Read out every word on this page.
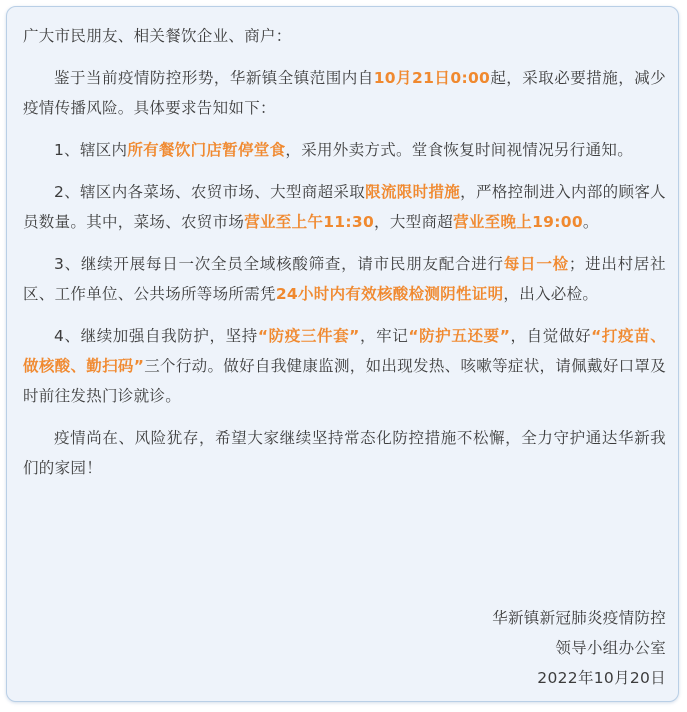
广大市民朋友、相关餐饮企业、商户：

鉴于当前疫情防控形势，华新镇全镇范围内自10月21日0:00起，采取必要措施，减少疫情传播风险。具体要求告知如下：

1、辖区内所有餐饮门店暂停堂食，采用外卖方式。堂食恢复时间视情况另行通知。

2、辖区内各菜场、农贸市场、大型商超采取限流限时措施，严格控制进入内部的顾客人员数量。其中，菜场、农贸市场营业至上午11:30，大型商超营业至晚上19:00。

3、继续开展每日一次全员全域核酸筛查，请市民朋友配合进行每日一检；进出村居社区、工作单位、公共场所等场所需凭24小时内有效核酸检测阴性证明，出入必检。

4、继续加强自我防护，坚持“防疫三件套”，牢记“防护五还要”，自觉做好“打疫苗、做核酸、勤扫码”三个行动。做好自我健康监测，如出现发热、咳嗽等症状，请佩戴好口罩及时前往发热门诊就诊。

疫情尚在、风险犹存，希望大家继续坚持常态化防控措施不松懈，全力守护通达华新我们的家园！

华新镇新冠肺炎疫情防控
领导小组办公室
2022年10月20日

--

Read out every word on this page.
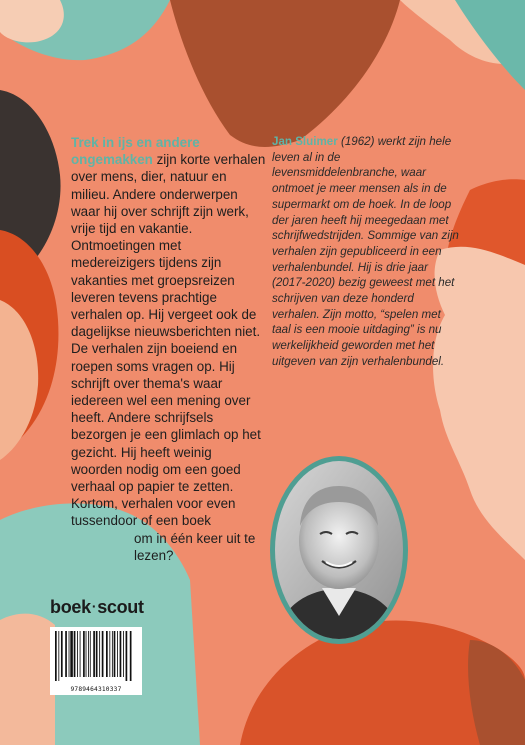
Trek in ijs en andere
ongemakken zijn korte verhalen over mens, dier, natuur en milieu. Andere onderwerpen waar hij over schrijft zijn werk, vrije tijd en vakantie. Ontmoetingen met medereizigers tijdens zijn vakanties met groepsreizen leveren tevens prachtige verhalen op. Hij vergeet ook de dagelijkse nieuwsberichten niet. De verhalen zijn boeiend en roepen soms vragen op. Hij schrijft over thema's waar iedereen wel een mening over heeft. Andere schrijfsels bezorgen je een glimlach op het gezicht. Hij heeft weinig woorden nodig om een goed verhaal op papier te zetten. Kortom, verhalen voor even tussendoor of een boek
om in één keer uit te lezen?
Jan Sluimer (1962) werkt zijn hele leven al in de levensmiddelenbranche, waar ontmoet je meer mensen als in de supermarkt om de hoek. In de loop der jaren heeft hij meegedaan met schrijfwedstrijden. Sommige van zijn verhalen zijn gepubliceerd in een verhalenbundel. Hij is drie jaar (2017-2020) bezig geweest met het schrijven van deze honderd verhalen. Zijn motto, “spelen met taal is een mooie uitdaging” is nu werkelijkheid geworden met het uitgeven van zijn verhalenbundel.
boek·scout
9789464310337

--

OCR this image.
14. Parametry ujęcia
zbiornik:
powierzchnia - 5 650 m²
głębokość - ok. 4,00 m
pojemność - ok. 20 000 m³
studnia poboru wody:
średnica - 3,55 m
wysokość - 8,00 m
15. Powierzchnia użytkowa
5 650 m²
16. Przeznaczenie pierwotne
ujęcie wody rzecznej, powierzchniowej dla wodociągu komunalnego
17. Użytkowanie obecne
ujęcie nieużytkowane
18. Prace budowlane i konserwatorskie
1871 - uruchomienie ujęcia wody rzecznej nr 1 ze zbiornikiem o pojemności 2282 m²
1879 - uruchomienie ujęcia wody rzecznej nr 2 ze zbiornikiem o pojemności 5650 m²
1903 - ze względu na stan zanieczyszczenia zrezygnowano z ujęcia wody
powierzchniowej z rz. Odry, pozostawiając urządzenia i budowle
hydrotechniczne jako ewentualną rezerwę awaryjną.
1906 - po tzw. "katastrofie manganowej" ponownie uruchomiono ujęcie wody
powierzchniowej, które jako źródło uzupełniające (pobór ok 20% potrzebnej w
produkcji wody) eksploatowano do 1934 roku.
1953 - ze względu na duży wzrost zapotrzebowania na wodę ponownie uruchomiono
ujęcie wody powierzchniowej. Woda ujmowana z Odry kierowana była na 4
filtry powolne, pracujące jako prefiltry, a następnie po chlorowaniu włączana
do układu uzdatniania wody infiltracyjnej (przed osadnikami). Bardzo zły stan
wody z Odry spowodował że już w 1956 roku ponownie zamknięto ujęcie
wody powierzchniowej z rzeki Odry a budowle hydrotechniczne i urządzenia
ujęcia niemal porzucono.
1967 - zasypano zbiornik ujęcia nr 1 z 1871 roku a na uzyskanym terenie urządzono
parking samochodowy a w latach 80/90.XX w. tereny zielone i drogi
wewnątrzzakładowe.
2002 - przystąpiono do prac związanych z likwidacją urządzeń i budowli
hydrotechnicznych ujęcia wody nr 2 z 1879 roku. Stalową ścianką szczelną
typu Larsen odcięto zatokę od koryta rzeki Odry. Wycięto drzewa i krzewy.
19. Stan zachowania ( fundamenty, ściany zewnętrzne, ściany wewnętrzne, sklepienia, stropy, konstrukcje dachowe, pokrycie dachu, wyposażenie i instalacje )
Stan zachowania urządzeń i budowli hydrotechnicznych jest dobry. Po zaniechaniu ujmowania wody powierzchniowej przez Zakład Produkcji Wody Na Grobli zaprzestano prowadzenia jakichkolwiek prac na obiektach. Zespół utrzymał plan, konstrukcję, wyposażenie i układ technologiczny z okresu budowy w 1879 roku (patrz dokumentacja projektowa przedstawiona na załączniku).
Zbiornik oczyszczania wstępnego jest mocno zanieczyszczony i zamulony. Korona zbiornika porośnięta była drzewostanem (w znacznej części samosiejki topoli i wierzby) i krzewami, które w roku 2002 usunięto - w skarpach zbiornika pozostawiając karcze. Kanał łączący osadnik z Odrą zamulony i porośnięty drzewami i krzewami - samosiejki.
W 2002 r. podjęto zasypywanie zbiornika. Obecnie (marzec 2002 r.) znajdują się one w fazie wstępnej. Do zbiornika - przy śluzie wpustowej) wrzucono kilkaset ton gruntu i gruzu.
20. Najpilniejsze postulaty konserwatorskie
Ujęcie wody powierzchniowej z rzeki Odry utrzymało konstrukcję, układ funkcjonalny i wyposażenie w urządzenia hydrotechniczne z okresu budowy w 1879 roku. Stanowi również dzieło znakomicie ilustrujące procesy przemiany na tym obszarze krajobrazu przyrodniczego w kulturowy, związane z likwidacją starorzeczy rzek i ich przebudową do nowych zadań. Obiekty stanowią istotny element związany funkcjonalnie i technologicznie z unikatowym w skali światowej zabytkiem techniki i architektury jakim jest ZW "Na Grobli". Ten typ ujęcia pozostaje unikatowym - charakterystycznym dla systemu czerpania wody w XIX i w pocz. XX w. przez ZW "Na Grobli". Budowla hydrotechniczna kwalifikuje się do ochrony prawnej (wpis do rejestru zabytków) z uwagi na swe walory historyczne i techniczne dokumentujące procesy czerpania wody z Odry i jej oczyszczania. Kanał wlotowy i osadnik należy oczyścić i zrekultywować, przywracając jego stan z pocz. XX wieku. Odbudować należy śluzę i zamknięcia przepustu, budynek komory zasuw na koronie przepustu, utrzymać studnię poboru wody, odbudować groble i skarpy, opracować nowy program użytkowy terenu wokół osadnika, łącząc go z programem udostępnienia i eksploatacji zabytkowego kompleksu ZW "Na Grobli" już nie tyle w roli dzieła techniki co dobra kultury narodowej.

### Set exercise
Identify every line above that includes the word "hydrotechnicznych", and show those lines.

### Task solution
hydrotechnicznych ujęcia wody nr 2 z 1879 roku. Stalową ścianką szczelną
Stan zachowania urządzeń i budowli hydrotechnicznych jest dobry. Po zaniechaniu ujmowania wody powierzchniowej przez Zakład Produkcji Wody Na Grobli zaprzestano prowadzenia jakichkolwiek prac na obiektach. Zespół utrzymał plan, konstrukcję, wyposażenie i układ technologiczny z okresu budowy w 1879 roku (patrz dokumentacja projektowa przedstawiona na załączniku).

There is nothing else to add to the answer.